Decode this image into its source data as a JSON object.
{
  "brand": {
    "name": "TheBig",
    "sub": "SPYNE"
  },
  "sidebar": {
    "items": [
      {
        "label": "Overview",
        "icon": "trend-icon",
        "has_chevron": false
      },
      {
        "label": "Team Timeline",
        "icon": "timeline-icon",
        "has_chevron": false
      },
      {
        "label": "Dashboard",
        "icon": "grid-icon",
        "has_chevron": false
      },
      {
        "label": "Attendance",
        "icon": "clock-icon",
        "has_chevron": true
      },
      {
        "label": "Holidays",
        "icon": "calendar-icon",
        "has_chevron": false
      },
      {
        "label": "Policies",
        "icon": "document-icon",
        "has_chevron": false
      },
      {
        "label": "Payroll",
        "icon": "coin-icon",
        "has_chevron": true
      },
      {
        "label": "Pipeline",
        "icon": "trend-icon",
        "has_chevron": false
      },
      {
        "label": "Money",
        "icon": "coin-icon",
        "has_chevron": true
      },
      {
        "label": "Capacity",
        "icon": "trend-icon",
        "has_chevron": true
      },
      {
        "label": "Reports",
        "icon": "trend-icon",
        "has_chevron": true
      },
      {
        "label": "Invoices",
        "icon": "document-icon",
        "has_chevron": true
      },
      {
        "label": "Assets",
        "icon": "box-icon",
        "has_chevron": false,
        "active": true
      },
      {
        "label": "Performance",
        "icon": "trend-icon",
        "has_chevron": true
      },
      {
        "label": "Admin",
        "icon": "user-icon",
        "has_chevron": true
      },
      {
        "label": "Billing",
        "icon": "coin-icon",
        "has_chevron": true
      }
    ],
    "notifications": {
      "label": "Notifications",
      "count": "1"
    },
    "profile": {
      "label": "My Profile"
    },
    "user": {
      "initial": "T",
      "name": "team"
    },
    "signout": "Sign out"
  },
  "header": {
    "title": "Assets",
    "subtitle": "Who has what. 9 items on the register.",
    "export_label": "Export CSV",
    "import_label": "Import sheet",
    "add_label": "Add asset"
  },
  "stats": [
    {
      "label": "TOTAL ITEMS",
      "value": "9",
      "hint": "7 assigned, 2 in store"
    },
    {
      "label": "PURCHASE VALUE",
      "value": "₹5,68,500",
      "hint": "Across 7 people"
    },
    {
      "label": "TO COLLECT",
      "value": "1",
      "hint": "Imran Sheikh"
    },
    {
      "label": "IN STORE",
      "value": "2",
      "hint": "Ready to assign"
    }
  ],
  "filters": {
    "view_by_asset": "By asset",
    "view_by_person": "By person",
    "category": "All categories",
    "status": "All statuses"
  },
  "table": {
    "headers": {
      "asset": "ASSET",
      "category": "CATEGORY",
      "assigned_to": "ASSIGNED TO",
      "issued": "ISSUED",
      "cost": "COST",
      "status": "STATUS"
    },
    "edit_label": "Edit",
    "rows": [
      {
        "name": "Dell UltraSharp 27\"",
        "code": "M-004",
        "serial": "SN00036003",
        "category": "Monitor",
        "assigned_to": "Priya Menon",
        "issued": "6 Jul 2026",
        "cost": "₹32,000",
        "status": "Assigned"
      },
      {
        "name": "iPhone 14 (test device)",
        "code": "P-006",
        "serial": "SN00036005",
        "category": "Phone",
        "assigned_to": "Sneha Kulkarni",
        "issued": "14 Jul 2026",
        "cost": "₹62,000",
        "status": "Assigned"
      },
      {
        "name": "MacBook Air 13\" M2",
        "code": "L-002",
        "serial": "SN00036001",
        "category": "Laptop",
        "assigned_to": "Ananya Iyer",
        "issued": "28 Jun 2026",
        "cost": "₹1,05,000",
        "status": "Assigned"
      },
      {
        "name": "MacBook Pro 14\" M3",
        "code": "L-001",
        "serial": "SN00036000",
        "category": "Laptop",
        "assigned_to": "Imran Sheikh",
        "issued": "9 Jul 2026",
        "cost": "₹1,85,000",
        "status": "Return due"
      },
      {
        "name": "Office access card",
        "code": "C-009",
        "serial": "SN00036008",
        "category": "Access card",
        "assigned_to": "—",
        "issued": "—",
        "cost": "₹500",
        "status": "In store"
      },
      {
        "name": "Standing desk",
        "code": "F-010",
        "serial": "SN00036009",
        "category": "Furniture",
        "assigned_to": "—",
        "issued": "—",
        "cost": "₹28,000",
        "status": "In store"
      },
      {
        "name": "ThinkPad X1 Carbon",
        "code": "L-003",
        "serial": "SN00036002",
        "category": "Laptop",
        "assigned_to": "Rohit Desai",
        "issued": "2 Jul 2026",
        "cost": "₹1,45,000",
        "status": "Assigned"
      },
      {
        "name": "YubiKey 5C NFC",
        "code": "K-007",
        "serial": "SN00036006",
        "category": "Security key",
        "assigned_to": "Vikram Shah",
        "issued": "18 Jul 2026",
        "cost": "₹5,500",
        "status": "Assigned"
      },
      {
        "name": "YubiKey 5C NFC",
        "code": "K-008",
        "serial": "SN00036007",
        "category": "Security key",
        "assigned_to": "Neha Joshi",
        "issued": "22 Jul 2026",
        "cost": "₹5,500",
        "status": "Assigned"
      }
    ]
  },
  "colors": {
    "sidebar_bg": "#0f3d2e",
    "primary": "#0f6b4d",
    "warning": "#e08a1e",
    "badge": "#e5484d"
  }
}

################

§ Objective:
From the records given above, copy all lines containing "serial".

§ Answer for this exercise:
        "serial": "SN00036003",
        "serial": "SN00036005",
        "serial": "SN00036001",
        "serial": "SN00036000",
        "serial": "SN00036008",
        "serial": "SN00036009",
        "serial": "SN00036002",
        "serial": "SN00036006",
        "serial": "SN00036007",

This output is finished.